* **Given information**:
--

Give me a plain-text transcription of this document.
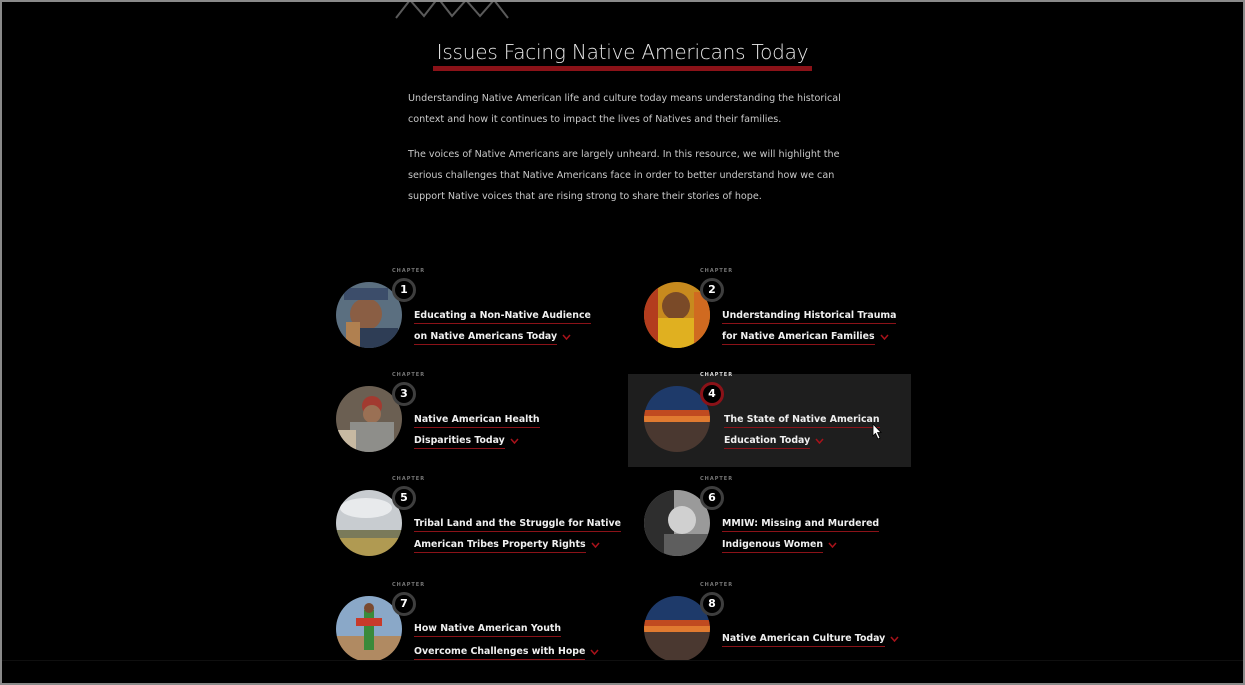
Issues Facing Native Americans Today

Understanding Native American life and culture today means understanding the historical context and how it continues to impact the lives of Natives and their families.

The voices of Native Americans are largely unheard. In this resource, we will highlight the serious challenges that Native Americans face in order to better understand how we can support Native voices that are rising strong to share their stories of hope.

CHAPTER
1
Educating a Non-Native Audience
on Native Americans Today
CHAPTER
2
Understanding Historical Trauma
for Native American Families
CHAPTER
3
Native American Health
Disparities Today
CHAPTER
4
The State of Native American
Education Today
CHAPTER
5
Tribal Land and the Struggle for Native
American Tribes Property Rights
CHAPTER
6
MMIW: Missing and Murdered
Indigenous Women
CHAPTER
7
How Native American Youth
Overcome Challenges with Hope
CHAPTER
8
Native American Culture Today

--

* **Work instructions**: Pictures excluded, quote all the data above exactly.

* **Expected output**:
Give me a plain-text transcription of this document.
Issues Facing Native Americans Today

Understanding Native American life and culture today means understanding the historical context and how it continues to impact the lives of Natives and their families.

The voices of Native Americans are largely unheard. In this resource, we will highlight the serious challenges that Native Americans face in order to better understand how we can support Native voices that are rising strong to share their stories of hope.

CHAPTER
1
Educating a Non-Native Audience
on Native Americans Today
CHAPTER
2
Understanding Historical Trauma
for Native American Families
CHAPTER
3
Native American Health
Disparities Today
CHAPTER
4
The State of Native American
Education Today
CHAPTER
5
Tribal Land and the Struggle for Native
American Tribes Property Rights
CHAPTER
6
MMIW: Missing and Murdered
Indigenous Women
CHAPTER
7
How Native American Youth
Overcome Challenges with Hope
CHAPTER
8
Native American Culture Today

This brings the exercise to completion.